====== GIVEN ENTRIES ======
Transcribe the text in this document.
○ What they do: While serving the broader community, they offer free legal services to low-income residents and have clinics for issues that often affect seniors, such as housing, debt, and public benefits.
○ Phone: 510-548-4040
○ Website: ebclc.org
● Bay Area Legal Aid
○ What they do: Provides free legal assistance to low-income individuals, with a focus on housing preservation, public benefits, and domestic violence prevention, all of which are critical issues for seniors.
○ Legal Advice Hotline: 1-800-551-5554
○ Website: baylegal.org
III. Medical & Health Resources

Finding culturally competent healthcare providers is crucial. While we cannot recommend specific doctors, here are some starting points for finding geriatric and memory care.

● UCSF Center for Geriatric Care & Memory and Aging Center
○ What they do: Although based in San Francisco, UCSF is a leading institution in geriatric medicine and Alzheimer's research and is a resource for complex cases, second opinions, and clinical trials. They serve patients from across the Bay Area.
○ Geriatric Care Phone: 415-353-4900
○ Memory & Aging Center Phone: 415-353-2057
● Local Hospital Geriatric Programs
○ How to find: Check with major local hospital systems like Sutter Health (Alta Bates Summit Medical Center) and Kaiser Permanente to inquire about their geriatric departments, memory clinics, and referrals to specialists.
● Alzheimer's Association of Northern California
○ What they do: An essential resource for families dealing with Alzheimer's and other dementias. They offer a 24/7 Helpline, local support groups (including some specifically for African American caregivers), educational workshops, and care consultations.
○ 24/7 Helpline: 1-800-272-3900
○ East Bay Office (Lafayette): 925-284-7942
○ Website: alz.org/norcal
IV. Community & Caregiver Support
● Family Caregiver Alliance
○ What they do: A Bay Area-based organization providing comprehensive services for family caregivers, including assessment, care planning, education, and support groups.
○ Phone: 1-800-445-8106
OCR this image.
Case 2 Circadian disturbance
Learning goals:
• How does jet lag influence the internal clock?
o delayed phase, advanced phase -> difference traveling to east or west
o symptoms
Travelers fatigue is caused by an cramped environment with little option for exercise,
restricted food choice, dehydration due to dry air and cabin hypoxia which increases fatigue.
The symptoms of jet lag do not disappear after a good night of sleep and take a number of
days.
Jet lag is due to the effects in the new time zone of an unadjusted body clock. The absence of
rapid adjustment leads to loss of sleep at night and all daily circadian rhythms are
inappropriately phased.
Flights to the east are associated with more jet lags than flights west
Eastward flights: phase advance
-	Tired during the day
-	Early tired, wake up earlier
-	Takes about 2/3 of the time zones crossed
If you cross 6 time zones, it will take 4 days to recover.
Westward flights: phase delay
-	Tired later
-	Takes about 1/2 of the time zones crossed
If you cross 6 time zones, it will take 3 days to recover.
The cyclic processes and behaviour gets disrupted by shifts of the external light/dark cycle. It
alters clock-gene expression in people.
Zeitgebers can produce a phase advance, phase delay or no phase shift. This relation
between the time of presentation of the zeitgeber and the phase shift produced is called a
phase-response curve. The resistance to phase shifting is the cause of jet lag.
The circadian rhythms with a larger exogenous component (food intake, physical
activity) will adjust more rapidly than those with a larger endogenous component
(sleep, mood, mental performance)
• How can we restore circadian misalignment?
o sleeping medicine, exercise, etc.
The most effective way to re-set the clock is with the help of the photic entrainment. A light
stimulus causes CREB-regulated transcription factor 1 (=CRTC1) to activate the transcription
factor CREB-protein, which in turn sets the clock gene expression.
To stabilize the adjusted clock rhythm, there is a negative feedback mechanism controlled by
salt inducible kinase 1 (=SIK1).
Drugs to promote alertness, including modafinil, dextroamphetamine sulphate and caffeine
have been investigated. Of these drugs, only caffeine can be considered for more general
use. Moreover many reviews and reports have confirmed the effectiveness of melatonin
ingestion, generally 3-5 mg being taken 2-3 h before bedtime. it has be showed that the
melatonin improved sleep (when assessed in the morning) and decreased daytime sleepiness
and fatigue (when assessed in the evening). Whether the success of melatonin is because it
======
= TASK BRIEF =
Retype all of the records so that every line matches the original exactly.

= SOLVED PROBLEM =
Transcribe the text in this document.
○ What they do: While serving the broader community, they offer free legal services to low-income residents and have clinics for issues that often affect seniors, such as housing, debt, and public benefits.
○ Phone: 510-548-4040
○ Website: ebclc.org
● Bay Area Legal Aid
○ What they do: Provides free legal assistance to low-income individuals, with a focus on housing preservation, public benefits, and domestic violence prevention, all of which are critical issues for seniors.
○ Legal Advice Hotline: 1-800-551-5554
○ Website: baylegal.org
III. Medical & Health Resources

Finding culturally competent healthcare providers is crucial. While we cannot recommend specific doctors, here are some starting points for finding geriatric and memory care.

● UCSF Center for Geriatric Care & Memory and Aging Center
○ What they do: Although based in San Francisco, UCSF is a leading institution in geriatric medicine and Alzheimer's research and is a resource for complex cases, second opinions, and clinical trials. They serve patients from across the Bay Area.
○ Geriatric Care Phone: 415-353-4900
○ Memory & Aging Center Phone: 415-353-2057
● Local Hospital Geriatric Programs
○ How to find: Check with major local hospital systems like Sutter Health (Alta Bates Summit Medical Center) and Kaiser Permanente to inquire about their geriatric departments, memory clinics, and referrals to specialists.
● Alzheimer's Association of Northern California
○ What they do: An essential resource for families dealing with Alzheimer's and other dementias. They offer a 24/7 Helpline, local support groups (including some specifically for African American caregivers), educational workshops, and care consultations.
○ 24/7 Helpline: 1-800-272-3900
○ East Bay Office (Lafayette): 925-284-7942
○ Website: alz.org/norcal
IV. Community & Caregiver Support
● Family Caregiver Alliance
○ What they do: A Bay Area-based organization providing comprehensive services for family caregivers, including assessment, care planning, education, and support groups.
○ Phone: 1-800-445-8106
OCR this image.
Case 2 Circadian disturbance
Learning goals:
• How does jet lag influence the internal clock?
o delayed phase, advanced phase -> difference traveling to east or west
o symptoms
Travelers fatigue is caused by an cramped environment with little option for exercise,
restricted food choice, dehydration due to dry air and cabin hypoxia which increases fatigue.
The symptoms of jet lag do not disappear after a good night of sleep and take a number of
days.
Jet lag is due to the effects in the new time zone of an unadjusted body clock. The absence of
rapid adjustment leads to loss of sleep at night and all daily circadian rhythms are
inappropriately phased.
Flights to the east are associated with more jet lags than flights west
Eastward flights: phase advance
-	Tired during the day
-	Early tired, wake up earlier
-	Takes about 2/3 of the time zones crossed
If you cross 6 time zones, it will take 4 days to recover.
Westward flights: phase delay
-	Tired later
-	Takes about 1/2 of the time zones crossed
If you cross 6 time zones, it will take 3 days to recover.
The cyclic processes and behaviour gets disrupted by shifts of the external light/dark cycle. It
alters clock-gene expression in people.
Zeitgebers can produce a phase advance, phase delay or no phase shift. This relation
between the time of presentation of the zeitgeber and the phase shift produced is called a
phase-response curve. The resistance to phase shifting is the cause of jet lag.
The circadian rhythms with a larger exogenous component (food intake, physical
activity) will adjust more rapidly than those with a larger endogenous component
(sleep, mood, mental performance)
• How can we restore circadian misalignment?
o sleeping medicine, exercise, etc.
The most effective way to re-set the clock is with the help of the photic entrainment. A light
stimulus causes CREB-regulated transcription factor 1 (=CRTC1) to activate the transcription
factor CREB-protein, which in turn sets the clock gene expression.
To stabilize the adjusted clock rhythm, there is a negative feedback mechanism controlled by
salt inducible kinase 1 (=SIK1).
Drugs to promote alertness, including modafinil, dextroamphetamine sulphate and caffeine
have been investigated. Of these drugs, only caffeine can be considered for more general
use. Moreover many reviews and reports have confirmed the effectiveness of melatonin
ingestion, generally 3-5 mg being taken 2-3 h before bedtime. it has be showed that the
melatonin improved sleep (when assessed in the morning) and decreased daytime sleepiness
and fatigue (when assessed in the evening). Whether the success of melatonin is because it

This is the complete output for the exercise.